Retype the material in full, keeping every word the same.

--- Record extracts ---

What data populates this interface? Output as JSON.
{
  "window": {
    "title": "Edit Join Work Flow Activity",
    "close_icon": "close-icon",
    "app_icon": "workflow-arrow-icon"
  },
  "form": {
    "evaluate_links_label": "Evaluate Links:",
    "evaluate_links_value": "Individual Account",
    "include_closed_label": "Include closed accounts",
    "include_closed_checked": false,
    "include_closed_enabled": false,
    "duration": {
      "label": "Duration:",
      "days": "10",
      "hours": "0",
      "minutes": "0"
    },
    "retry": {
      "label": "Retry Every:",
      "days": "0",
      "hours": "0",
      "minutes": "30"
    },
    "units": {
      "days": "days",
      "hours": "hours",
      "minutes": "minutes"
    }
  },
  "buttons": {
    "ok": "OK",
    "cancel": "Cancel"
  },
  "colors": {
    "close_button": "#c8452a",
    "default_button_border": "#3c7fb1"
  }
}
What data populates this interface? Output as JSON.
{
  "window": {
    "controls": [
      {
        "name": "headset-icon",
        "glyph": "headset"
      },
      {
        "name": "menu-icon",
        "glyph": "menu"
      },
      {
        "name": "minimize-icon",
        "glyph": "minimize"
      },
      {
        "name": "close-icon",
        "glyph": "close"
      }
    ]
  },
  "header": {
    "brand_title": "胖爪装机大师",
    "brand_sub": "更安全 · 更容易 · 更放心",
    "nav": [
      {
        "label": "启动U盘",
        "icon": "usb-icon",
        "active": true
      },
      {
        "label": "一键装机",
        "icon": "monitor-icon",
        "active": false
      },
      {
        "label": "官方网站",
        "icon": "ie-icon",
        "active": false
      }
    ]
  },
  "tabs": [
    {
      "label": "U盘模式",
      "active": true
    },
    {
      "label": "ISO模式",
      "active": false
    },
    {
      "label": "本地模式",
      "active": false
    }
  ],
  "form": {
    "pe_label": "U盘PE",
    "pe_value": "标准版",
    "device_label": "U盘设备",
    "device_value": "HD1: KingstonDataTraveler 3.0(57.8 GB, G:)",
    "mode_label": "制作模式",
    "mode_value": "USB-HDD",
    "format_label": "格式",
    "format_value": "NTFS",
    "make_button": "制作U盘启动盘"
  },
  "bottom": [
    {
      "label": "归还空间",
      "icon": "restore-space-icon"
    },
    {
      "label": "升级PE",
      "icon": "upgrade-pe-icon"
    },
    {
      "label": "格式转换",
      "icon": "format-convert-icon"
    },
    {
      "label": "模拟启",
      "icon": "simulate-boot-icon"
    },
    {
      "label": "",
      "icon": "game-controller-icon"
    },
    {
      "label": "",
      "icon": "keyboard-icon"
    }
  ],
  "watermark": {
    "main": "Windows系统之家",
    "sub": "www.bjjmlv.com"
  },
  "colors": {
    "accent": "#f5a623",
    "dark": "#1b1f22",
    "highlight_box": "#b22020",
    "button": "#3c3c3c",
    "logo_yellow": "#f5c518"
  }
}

---

Correct response:
What data populates this interface? Output as JSON.
{
  "window": {
    "title": "Edit Join Work Flow Activity",
    "close_icon": "close-icon",
    "app_icon": "workflow-arrow-icon"
  },
  "form": {
    "evaluate_links_label": "Evaluate Links:",
    "evaluate_links_value": "Individual Account",
    "include_closed_label": "Include closed accounts",
    "include_closed_checked": false,
    "include_closed_enabled": false,
    "duration": {
      "label": "Duration:",
      "days": "10",
      "hours": "0",
      "minutes": "0"
    },
    "retry": {
      "label": "Retry Every:",
      "days": "0",
      "hours": "0",
      "minutes": "30"
    },
    "units": {
      "days": "days",
      "hours": "hours",
      "minutes": "minutes"
    }
  },
  "buttons": {
    "ok": "OK",
    "cancel": "Cancel"
  },
  "colors": {
    "close_button": "#c8452a",
    "default_button_border": "#3c7fb1"
  }
}
What data populates this interface? Output as JSON.
{
  "window": {
    "controls": [
      {
        "name": "headset-icon",
        "glyph": "headset"
      },
      {
        "name": "menu-icon",
        "glyph": "menu"
      },
      {
        "name": "minimize-icon",
        "glyph": "minimize"
      },
      {
        "name": "close-icon",
        "glyph": "close"
      }
    ]
  },
  "header": {
    "brand_title": "胖爪装机大师",
    "brand_sub": "更安全 · 更容易 · 更放心",
    "nav": [
      {
        "label": "启动U盘",
        "icon": "usb-icon",
        "active": true
      },
      {
        "label": "一键装机",
        "icon": "monitor-icon",
        "active": false
      },
      {
        "label": "官方网站",
        "icon": "ie-icon",
        "active": false
      }
    ]
  },
  "tabs": [
    {
      "label": "U盘模式",
      "active": true
    },
    {
      "label": "ISO模式",
      "active": false
    },
    {
      "label": "本地模式",
      "active": false
    }
  ],
  "form": {
    "pe_label": "U盘PE",
    "pe_value": "标准版",
    "device_label": "U盘设备",
    "device_value": "HD1: KingstonDataTraveler 3.0(57.8 GB, G:)",
    "mode_label": "制作模式",
    "mode_value": "USB-HDD",
    "format_label": "格式",
    "format_value": "NTFS",
    "make_button": "制作U盘启动盘"
  },
  "bottom": [
    {
      "label": "归还空间",
      "icon": "restore-space-icon"
    },
    {
      "label": "升级PE",
      "icon": "upgrade-pe-icon"
    },
    {
      "label": "格式转换",
      "icon": "format-convert-icon"
    },
    {
      "label": "模拟启",
      "icon": "simulate-boot-icon"
    },
    {
      "label": "",
      "icon": "game-controller-icon"
    },
    {
      "label": "",
      "icon": "keyboard-icon"
    }
  ],
  "watermark": {
    "main": "Windows系统之家",
    "sub": "www.bjjmlv.com"
  },
  "colors": {
    "accent": "#f5a623",
    "dark": "#1b1f22",
    "highlight_box": "#b22020",
    "button": "#3c3c3c",
    "logo_yellow": "#f5c518"
  }
}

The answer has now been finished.